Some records
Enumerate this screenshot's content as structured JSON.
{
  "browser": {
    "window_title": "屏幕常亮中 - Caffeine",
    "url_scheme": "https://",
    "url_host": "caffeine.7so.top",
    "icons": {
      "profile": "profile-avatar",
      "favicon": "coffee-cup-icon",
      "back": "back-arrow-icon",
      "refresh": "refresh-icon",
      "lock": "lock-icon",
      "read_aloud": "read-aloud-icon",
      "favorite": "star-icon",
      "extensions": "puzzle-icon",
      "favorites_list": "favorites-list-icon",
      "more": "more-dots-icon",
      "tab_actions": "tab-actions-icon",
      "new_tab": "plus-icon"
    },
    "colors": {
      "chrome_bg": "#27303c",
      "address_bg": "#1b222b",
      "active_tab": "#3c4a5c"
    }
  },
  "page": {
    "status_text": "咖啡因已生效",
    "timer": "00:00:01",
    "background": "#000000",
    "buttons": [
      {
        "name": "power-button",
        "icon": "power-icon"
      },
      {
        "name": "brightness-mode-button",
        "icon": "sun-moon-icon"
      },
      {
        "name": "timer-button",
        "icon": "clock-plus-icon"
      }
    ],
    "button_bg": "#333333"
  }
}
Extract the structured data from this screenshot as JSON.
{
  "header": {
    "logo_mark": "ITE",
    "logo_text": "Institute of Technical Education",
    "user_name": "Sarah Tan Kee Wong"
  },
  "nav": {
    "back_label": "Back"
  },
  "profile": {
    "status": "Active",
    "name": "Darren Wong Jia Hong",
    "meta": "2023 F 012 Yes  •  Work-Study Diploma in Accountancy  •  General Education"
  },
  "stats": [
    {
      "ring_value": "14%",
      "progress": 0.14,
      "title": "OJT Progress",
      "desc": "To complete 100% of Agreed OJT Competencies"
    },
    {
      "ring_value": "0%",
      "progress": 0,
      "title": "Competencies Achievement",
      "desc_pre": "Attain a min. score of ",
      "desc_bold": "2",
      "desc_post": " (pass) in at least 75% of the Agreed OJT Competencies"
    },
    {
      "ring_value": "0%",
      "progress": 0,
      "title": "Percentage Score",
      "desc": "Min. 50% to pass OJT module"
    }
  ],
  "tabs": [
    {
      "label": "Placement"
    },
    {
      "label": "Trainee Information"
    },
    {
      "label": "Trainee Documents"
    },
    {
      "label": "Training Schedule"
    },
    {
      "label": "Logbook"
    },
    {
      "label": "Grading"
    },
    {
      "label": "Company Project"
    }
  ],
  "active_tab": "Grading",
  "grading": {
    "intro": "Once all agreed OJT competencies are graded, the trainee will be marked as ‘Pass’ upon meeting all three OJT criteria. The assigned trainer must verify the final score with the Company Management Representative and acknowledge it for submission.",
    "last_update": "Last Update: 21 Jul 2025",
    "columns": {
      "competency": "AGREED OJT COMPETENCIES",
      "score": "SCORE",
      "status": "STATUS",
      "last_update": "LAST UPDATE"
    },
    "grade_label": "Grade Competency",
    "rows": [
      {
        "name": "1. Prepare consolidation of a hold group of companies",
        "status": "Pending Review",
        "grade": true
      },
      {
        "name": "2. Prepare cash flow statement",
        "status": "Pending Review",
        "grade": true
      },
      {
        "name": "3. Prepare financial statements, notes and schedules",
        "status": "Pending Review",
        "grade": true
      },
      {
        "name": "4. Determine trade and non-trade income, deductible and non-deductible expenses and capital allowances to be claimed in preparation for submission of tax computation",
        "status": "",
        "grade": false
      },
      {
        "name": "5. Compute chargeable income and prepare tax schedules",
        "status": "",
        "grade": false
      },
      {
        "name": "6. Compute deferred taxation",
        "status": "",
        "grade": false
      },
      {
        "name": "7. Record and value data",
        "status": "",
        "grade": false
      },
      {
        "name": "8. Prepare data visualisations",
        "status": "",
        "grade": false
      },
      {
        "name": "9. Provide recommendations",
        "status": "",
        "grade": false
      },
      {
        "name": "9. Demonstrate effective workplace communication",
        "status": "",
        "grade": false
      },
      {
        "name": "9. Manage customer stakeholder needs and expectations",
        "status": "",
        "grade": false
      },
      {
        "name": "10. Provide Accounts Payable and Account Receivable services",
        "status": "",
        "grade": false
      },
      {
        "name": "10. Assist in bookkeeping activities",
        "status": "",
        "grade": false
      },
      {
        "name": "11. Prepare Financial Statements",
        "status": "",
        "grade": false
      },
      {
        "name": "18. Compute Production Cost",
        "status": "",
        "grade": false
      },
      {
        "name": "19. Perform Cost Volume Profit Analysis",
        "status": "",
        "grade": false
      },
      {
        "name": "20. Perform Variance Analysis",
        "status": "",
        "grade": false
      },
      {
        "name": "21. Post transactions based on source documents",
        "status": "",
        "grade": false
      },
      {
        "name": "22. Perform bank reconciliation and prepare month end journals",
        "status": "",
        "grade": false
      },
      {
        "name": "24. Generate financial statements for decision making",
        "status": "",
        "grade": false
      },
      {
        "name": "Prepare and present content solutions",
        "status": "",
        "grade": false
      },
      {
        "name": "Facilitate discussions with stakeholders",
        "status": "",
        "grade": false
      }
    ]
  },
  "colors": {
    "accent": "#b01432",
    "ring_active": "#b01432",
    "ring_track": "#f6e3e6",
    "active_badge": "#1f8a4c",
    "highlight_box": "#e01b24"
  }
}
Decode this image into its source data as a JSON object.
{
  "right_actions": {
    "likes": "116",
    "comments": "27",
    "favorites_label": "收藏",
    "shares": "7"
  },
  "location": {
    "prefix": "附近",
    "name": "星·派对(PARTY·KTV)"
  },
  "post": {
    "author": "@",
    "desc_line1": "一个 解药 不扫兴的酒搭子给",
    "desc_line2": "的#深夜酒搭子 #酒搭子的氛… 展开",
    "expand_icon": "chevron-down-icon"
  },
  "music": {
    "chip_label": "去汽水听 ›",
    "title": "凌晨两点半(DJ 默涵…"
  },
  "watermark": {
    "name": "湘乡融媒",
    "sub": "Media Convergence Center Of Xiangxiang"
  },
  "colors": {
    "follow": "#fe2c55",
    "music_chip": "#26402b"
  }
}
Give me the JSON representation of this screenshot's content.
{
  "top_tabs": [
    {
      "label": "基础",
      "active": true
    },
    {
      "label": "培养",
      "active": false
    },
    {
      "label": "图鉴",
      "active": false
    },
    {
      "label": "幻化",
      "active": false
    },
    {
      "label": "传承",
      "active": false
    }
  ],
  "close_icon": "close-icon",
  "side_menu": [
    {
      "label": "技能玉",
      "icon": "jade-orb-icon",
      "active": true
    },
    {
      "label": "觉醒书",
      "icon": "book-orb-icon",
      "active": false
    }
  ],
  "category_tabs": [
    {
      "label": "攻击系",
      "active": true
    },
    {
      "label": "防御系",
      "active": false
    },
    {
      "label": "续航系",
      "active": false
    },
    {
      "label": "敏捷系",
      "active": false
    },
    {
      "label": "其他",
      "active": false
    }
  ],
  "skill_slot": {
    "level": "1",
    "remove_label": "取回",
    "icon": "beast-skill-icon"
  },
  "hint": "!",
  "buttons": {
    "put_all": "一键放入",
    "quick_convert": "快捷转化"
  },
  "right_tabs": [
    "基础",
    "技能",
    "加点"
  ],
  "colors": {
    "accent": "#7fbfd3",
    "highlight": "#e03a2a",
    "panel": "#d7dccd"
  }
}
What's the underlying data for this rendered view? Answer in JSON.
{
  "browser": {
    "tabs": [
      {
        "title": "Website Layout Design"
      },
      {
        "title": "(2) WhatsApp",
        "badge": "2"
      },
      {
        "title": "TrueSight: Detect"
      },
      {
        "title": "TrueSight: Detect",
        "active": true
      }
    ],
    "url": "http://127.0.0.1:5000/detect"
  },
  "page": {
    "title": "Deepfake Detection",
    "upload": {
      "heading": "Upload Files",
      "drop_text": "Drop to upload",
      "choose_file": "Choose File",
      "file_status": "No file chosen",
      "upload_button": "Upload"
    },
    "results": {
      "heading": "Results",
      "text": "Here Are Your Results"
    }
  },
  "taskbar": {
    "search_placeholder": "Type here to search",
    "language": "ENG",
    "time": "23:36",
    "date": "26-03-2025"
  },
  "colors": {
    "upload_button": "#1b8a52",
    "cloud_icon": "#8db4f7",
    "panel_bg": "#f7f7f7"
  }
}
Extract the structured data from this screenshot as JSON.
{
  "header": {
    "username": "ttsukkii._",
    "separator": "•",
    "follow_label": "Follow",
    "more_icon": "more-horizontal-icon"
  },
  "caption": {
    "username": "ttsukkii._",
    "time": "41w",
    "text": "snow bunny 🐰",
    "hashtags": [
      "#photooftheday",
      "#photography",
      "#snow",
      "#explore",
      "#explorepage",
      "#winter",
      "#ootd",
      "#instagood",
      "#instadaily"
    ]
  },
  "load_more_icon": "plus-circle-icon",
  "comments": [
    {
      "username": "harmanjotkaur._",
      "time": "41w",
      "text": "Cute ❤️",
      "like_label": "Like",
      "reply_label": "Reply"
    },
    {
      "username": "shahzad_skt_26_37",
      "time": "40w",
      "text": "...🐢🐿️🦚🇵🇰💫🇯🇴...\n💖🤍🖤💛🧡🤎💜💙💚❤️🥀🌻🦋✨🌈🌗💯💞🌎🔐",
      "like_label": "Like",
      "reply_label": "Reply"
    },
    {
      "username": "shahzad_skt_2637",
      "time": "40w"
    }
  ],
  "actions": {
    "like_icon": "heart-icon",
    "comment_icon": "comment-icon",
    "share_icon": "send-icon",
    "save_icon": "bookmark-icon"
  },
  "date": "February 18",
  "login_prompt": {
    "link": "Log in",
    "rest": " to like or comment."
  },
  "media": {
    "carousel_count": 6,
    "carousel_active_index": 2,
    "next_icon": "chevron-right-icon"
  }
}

**The request:**
In the entries above, identify every line with the string "Provide".

**Finished task:**
        "name": "9. Provide recommendations",
        "name": "10. Provide Accounts Payable and Account Receivable services",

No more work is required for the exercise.